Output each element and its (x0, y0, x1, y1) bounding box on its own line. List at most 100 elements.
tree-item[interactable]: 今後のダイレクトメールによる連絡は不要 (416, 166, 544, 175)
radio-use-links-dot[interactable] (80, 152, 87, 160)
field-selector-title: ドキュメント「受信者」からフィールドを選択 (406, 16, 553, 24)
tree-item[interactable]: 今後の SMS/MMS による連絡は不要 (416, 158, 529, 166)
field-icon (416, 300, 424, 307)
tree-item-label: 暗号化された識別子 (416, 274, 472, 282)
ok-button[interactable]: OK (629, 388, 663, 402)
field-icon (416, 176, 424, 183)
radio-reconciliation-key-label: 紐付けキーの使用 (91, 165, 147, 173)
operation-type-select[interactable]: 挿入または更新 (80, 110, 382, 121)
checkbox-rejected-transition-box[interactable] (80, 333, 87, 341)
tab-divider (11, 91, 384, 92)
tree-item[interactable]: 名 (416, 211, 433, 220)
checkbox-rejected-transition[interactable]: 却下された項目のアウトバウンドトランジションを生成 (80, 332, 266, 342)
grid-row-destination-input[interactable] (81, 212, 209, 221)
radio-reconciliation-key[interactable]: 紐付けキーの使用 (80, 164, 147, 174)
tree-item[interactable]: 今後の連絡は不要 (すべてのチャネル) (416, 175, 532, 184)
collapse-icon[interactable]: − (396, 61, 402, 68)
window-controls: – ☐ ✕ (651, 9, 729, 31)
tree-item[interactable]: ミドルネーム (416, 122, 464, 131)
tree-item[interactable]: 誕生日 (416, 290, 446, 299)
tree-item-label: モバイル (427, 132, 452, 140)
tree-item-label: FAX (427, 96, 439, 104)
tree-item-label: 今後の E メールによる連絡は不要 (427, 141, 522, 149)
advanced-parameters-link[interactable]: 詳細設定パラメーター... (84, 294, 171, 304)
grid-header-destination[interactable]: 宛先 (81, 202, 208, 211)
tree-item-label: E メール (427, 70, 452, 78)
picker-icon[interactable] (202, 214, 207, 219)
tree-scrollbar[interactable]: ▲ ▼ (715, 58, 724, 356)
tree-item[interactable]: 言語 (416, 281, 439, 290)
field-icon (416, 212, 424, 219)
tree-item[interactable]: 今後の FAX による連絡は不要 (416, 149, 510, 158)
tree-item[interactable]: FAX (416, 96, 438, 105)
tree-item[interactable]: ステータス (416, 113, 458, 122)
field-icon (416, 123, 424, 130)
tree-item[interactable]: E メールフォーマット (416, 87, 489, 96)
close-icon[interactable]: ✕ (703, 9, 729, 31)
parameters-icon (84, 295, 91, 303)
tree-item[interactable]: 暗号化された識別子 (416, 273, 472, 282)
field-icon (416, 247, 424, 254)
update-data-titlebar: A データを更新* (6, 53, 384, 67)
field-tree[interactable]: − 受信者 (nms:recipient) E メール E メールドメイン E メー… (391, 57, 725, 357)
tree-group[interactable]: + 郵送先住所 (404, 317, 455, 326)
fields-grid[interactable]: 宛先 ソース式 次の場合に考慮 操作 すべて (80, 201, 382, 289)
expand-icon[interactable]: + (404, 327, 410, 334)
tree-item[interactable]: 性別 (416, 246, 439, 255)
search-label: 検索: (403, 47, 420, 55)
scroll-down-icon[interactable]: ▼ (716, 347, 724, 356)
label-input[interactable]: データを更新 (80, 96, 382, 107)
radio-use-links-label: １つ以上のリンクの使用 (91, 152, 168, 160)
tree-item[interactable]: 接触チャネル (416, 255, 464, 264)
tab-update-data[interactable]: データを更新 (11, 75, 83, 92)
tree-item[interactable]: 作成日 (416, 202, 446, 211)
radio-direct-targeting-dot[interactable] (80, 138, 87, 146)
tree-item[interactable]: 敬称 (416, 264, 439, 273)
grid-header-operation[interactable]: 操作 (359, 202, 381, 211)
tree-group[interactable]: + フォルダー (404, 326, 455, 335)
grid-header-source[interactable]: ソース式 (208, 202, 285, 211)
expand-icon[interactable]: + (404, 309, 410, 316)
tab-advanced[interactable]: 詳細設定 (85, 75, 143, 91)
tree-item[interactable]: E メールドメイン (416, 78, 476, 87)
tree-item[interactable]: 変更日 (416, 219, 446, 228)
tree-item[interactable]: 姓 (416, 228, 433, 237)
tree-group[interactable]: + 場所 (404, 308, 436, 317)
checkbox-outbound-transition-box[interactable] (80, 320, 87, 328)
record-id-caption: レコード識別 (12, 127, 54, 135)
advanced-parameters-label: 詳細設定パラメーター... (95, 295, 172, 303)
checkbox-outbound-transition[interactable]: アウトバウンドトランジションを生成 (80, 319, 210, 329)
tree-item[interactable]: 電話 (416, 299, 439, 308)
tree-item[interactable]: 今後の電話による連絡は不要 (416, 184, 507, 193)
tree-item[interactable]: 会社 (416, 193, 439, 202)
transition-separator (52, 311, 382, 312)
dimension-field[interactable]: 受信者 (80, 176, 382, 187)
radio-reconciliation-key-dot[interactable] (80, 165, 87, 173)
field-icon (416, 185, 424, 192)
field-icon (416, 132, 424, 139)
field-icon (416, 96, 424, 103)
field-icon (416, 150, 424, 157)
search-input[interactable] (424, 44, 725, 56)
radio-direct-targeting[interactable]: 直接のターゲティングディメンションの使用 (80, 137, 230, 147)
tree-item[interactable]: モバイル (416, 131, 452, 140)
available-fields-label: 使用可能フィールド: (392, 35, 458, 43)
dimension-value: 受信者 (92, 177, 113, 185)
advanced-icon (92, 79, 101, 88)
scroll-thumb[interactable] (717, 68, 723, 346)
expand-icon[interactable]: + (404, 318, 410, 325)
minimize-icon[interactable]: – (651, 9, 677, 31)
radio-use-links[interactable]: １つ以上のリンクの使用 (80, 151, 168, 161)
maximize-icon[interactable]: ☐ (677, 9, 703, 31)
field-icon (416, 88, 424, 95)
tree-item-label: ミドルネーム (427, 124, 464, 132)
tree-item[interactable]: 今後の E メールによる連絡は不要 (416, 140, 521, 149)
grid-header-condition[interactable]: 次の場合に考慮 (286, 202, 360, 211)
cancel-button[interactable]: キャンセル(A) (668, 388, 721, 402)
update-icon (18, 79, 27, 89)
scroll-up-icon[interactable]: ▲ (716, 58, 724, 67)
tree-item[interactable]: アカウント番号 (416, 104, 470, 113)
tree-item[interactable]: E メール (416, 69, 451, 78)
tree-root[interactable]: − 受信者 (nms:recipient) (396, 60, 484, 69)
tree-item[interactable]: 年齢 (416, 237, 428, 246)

# # #

▸ **Task requirements**
Swap "tree-item-label" for "tree-label" in the stretch from the start of the lines through the line containing "tree-item[interactable]: 今後の FAX", and return only those lines with everything else unchanged.

▸ **Written response**
Output each element and its (x0, y0, x1, y1) bounding box on its own line. List at most 100 elements.
tree-item[interactable]: 今後のダイレクトメールによる連絡は不要 (416, 166, 544, 175)
radio-use-links-dot[interactable] (80, 152, 87, 160)
field-selector-title: ドキュメント「受信者」からフィールドを選択 (406, 16, 553, 24)
tree-item[interactable]: 今後の SMS/MMS による連絡は不要 (416, 158, 529, 166)
field-icon (416, 300, 424, 307)
tree-label: 暗号化された識別子 (416, 274, 472, 282)
ok-button[interactable]: OK (629, 388, 663, 402)
field-icon (416, 176, 424, 183)
radio-reconciliation-key-label: 紐付けキーの使用 (91, 165, 147, 173)
operation-type-select[interactable]: 挿入または更新 (80, 110, 382, 121)
checkbox-rejected-transition-box[interactable] (80, 333, 87, 341)
tab-divider (11, 91, 384, 92)
tree-item[interactable]: 名 (416, 211, 433, 220)
checkbox-rejected-transition[interactable]: 却下された項目のアウトバウンドトランジションを生成 (80, 332, 266, 342)
grid-row-destination-input[interactable] (81, 212, 209, 221)
radio-reconciliation-key[interactable]: 紐付けキーの使用 (80, 164, 147, 174)
tree-item[interactable]: 今後の連絡は不要 (すべてのチャネル) (416, 175, 532, 184)
collapse-icon[interactable]: − (396, 61, 402, 68)
window-controls: – ☐ ✕ (651, 9, 729, 31)
tree-item[interactable]: ミドルネーム (416, 122, 464, 131)
tree-item[interactable]: 誕生日 (416, 290, 446, 299)
tree-label: モバイル (427, 132, 452, 140)
tree-label: FAX (427, 96, 439, 104)
tree-label: 今後の E メールによる連絡は不要 (427, 141, 522, 149)
advanced-parameters-link[interactable]: 詳細設定パラメーター... (84, 294, 171, 304)
grid-header-destination[interactable]: 宛先 (81, 202, 208, 211)
tree-label: E メール (427, 70, 452, 78)
picker-icon[interactable] (202, 214, 207, 219)
tree-scrollbar[interactable]: ▲ ▼ (715, 58, 724, 356)
tree-item[interactable]: 言語 (416, 281, 439, 290)
field-icon (416, 212, 424, 219)
tree-item[interactable]: 今後の FAX による連絡は不要 (416, 149, 510, 158)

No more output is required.